■ Given instruction ■
Within the records below, find each line that holds the string "page", then copy it.

■ Supplied material ■
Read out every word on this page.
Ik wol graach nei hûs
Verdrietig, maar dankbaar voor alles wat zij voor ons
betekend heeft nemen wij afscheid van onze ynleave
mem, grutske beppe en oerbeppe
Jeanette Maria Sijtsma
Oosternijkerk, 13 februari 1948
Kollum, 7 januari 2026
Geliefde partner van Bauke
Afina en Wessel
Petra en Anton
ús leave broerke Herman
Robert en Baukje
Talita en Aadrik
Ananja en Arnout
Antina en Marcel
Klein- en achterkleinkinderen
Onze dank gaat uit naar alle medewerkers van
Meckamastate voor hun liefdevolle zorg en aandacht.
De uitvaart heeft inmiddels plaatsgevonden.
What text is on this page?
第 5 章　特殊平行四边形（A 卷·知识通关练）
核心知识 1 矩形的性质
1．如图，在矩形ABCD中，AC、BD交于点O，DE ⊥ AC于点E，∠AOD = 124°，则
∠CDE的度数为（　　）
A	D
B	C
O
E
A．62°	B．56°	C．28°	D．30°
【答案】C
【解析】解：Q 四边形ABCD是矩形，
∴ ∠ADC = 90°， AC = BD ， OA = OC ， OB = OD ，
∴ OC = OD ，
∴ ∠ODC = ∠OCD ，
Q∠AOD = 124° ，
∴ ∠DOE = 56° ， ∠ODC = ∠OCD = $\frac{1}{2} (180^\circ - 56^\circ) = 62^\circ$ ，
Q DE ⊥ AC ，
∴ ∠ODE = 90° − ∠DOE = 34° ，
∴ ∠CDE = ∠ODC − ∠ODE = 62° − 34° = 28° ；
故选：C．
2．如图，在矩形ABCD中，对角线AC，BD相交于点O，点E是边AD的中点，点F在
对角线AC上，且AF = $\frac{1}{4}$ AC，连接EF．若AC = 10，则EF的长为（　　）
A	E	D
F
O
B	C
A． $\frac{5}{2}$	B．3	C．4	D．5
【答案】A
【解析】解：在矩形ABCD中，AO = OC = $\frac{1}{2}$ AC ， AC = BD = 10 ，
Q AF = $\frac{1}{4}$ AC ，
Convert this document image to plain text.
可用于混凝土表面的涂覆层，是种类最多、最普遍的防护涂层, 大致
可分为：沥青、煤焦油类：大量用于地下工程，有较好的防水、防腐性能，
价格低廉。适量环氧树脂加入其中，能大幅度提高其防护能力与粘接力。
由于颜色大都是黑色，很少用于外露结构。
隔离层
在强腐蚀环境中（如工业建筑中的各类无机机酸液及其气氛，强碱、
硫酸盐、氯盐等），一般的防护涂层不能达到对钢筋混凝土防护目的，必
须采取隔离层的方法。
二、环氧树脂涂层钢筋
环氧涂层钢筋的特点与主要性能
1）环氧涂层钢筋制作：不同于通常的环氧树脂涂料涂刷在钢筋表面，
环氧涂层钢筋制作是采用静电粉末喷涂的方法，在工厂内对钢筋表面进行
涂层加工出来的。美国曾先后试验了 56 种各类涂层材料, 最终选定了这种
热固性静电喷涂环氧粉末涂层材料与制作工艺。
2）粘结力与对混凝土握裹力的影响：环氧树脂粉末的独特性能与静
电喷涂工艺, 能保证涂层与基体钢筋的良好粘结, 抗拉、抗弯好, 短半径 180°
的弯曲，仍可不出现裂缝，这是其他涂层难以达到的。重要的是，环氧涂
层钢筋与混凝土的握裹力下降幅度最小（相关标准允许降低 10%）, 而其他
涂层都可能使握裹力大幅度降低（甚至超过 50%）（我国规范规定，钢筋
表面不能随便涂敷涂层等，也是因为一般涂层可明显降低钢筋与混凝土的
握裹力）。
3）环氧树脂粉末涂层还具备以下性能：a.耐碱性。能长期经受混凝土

---

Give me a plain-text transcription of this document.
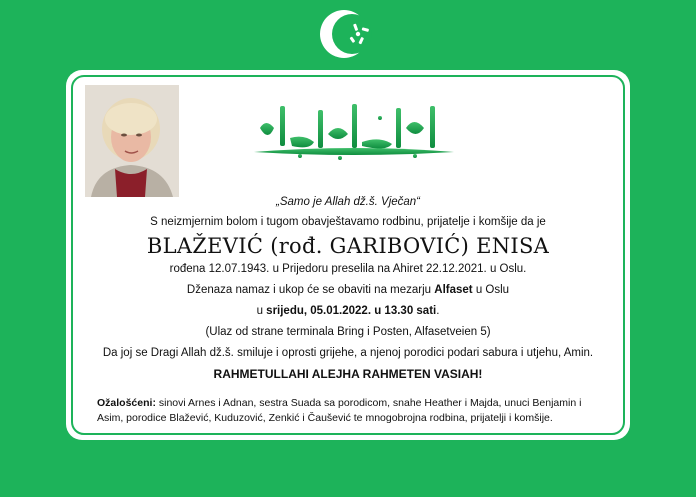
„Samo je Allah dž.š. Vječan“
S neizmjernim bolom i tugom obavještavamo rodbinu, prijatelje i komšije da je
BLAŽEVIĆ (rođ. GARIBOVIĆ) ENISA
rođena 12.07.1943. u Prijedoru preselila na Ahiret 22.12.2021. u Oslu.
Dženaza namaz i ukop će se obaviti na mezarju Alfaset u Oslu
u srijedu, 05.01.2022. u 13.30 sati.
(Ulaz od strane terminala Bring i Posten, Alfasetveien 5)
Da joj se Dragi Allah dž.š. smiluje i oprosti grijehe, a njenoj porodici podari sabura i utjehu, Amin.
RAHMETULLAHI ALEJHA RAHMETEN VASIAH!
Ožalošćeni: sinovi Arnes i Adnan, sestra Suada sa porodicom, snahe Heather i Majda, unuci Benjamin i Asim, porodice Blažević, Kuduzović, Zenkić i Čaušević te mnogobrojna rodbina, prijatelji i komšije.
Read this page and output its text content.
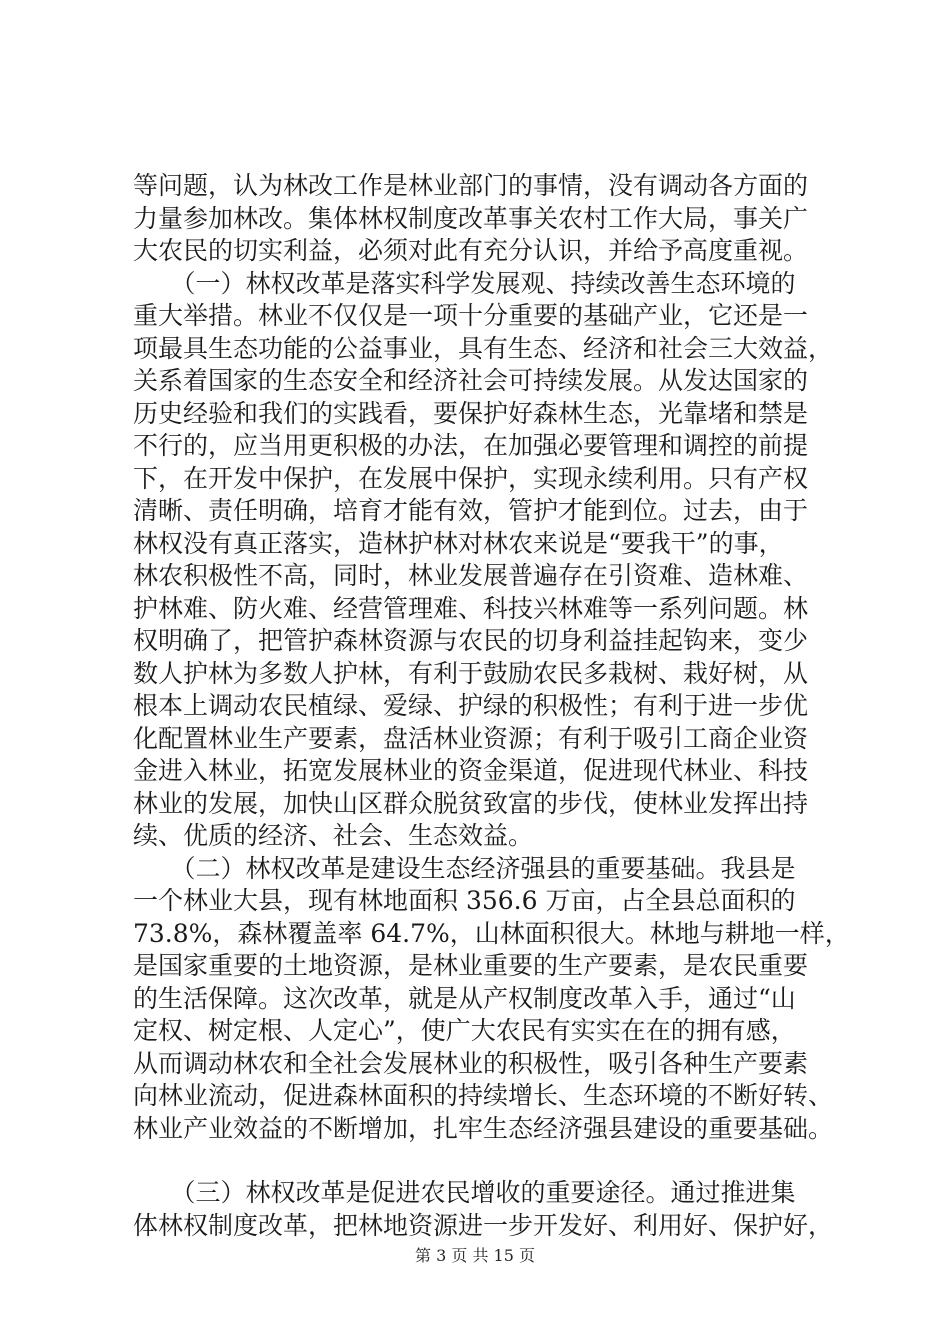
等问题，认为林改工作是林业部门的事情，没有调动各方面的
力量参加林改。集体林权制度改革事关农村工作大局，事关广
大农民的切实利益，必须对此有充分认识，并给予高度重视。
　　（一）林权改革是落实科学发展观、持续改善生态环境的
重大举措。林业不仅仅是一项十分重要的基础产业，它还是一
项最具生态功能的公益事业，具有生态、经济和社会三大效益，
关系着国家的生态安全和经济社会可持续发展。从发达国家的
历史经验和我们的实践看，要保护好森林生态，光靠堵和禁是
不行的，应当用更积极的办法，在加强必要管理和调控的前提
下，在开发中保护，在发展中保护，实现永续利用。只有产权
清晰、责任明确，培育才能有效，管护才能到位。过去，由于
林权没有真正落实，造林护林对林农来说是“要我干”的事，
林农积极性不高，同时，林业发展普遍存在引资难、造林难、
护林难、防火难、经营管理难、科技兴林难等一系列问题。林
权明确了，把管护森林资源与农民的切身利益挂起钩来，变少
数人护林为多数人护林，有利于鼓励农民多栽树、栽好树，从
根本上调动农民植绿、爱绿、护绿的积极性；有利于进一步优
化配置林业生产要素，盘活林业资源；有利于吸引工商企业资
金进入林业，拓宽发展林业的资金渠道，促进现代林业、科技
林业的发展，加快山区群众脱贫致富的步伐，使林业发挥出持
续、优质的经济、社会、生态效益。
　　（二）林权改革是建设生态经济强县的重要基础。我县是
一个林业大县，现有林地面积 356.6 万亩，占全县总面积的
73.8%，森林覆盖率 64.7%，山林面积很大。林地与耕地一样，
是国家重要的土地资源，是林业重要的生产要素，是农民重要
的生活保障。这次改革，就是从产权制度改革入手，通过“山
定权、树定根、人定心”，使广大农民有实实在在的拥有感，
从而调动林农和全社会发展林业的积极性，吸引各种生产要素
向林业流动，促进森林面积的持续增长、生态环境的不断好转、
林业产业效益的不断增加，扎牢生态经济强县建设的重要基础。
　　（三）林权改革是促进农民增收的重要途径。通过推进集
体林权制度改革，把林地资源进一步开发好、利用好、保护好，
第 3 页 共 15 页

■ Task response ■
Read out every word on this page.
What text is on this page?
Read this page and output its text content.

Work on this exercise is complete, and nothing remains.